Copy out the entries below precisely; nothing is to be omitted.

** begin Data **

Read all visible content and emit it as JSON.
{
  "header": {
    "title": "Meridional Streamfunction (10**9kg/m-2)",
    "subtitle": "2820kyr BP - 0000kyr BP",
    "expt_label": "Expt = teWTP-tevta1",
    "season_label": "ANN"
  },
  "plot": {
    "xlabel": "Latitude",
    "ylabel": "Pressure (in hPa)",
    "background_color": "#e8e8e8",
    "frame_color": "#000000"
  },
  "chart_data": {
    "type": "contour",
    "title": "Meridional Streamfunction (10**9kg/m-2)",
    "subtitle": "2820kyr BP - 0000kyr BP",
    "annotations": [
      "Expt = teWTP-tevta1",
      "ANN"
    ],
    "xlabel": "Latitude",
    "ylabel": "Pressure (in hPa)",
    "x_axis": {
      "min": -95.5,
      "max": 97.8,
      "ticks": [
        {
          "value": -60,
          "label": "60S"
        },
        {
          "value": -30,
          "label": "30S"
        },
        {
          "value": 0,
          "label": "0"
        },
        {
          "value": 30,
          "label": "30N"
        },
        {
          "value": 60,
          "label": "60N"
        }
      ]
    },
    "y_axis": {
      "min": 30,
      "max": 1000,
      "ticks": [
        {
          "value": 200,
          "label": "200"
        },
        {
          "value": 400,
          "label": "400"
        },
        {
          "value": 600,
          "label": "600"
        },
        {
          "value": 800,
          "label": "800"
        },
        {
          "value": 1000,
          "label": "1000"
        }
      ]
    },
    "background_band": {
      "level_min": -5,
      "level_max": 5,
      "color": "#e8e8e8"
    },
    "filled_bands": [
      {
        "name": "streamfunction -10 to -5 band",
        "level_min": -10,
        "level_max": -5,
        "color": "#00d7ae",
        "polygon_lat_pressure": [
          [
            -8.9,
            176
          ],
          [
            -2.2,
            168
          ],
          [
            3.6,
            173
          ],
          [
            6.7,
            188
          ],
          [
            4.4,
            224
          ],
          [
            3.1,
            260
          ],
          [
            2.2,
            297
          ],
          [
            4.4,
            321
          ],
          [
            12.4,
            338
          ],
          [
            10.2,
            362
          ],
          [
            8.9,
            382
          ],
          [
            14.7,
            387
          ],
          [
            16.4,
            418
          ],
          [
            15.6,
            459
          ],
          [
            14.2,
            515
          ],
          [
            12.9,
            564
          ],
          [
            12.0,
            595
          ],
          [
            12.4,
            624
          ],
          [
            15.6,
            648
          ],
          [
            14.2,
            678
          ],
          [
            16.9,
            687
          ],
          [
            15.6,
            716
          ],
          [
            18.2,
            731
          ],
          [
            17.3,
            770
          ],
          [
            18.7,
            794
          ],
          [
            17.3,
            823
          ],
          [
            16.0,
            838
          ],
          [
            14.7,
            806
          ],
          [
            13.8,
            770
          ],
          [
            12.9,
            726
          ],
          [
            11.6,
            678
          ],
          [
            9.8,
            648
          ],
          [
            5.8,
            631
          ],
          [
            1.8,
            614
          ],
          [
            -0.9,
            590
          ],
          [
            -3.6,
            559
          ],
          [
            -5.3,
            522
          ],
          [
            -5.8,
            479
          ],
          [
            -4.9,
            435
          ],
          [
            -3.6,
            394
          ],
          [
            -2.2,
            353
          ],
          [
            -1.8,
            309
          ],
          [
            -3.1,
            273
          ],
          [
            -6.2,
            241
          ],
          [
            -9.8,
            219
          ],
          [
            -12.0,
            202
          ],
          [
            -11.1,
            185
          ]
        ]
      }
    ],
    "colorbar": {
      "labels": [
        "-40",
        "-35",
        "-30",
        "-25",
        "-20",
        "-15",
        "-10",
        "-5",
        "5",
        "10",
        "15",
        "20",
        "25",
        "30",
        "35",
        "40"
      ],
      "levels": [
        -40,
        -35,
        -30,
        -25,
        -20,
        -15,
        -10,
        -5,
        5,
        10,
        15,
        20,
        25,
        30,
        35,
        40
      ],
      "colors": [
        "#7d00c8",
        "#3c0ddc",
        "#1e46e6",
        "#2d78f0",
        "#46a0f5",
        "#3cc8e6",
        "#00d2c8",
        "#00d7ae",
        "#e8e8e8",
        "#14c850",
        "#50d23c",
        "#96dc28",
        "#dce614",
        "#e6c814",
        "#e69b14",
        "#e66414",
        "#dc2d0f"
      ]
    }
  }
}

** end Data **

Complete output
Read all visible content and emit it as JSON.
{
  "header": {
    "title": "Meridional Streamfunction (10**9kg/m-2)",
    "subtitle": "2820kyr BP - 0000kyr BP",
    "expt_label": "Expt = teWTP-tevta1",
    "season_label": "ANN"
  },
  "plot": {
    "xlabel": "Latitude",
    "ylabel": "Pressure (in hPa)",
    "background_color": "#e8e8e8",
    "frame_color": "#000000"
  },
  "chart_data": {
    "type": "contour",
    "title": "Meridional Streamfunction (10**9kg/m-2)",
    "subtitle": "2820kyr BP - 0000kyr BP",
    "annotations": [
      "Expt = teWTP-tevta1",
      "ANN"
    ],
    "xlabel": "Latitude",
    "ylabel": "Pressure (in hPa)",
    "x_axis": {
      "min": -95.5,
      "max": 97.8,
      "ticks": [
        {
          "value": -60,
          "label": "60S"
        },
        {
          "value": -30,
          "label": "30S"
        },
        {
          "value": 0,
          "label": "0"
        },
        {
          "value": 30,
          "label": "30N"
        },
        {
          "value": 60,
          "label": "60N"
        }
      ]
    },
    "y_axis": {
      "min": 30,
      "max": 1000,
      "ticks": [
        {
          "value": 200,
          "label": "200"
        },
        {
          "value": 400,
          "label": "400"
        },
        {
          "value": 600,
          "label": "600"
        },
        {
          "value": 800,
          "label": "800"
        },
        {
          "value": 1000,
          "label": "1000"
        }
      ]
    },
    "background_band": {
      "level_min": -5,
      "level_max": 5,
      "color": "#e8e8e8"
    },
    "filled_bands": [
      {
        "name": "streamfunction -10 to -5 band",
        "level_min": -10,
        "level_max": -5,
        "color": "#00d7ae",
        "polygon_lat_pressure": [
          [
            -8.9,
            176
          ],
          [
            -2.2,
            168
          ],
          [
            3.6,
            173
          ],
          [
            6.7,
            188
          ],
          [
            4.4,
            224
          ],
          [
            3.1,
            260
          ],
          [
            2.2,
            297
          ],
          [
            4.4,
            321
          ],
          [
            12.4,
            338
          ],
          [
            10.2,
            362
          ],
          [
            8.9,
            382
          ],
          [
            14.7,
            387
          ],
          [
            16.4,
            418
          ],
          [
            15.6,
            459
          ],
          [
            14.2,
            515
          ],
          [
            12.9,
            564
          ],
          [
            12.0,
            595
          ],
          [
            12.4,
            624
          ],
          [
            15.6,
            648
          ],
          [
            14.2,
            678
          ],
          [
            16.9,
            687
          ],
          [
            15.6,
            716
          ],
          [
            18.2,
            731
          ],
          [
            17.3,
            770
          ],
          [
            18.7,
            794
          ],
          [
            17.3,
            823
          ],
          [
            16.0,
            838
          ],
          [
            14.7,
            806
          ],
          [
            13.8,
            770
          ],
          [
            12.9,
            726
          ],
          [
            11.6,
            678
          ],
          [
            9.8,
            648
          ],
          [
            5.8,
            631
          ],
          [
            1.8,
            614
          ],
          [
            -0.9,
            590
          ],
          [
            -3.6,
            559
          ],
          [
            -5.3,
            522
          ],
          [
            -5.8,
            479
          ],
          [
            -4.9,
            435
          ],
          [
            -3.6,
            394
          ],
          [
            -2.2,
            353
          ],
          [
            -1.8,
            309
          ],
          [
            -3.1,
            273
          ],
          [
            -6.2,
            241
          ],
          [
            -9.8,
            219
          ],
          [
            -12.0,
            202
          ],
          [
            -11.1,
            185
          ]
        ]
      }
    ],
    "colorbar": {
      "labels": [
        "-40",
        "-35",
        "-30",
        "-25",
        "-20",
        "-15",
        "-10",
        "-5",
        "5",
        "10",
        "15",
        "20",
        "25",
        "30",
        "35",
        "40"
      ],
      "levels": [
        -40,
        -35,
        -30,
        -25,
        -20,
        -15,
        -10,
        -5,
        5,
        10,
        15,
        20,
        25,
        30,
        35,
        40
      ],
      "colors": [
        "#7d00c8",
        "#3c0ddc",
        "#1e46e6",
        "#2d78f0",
        "#46a0f5",
        "#3cc8e6",
        "#00d2c8",
        "#00d7ae",
        "#e8e8e8",
        "#14c850",
        "#50d23c",
        "#96dc28",
        "#dce614",
        "#e6c814",
        "#e69b14",
        "#e66414",
        "#dc2d0f"
      ]
    }
  }
}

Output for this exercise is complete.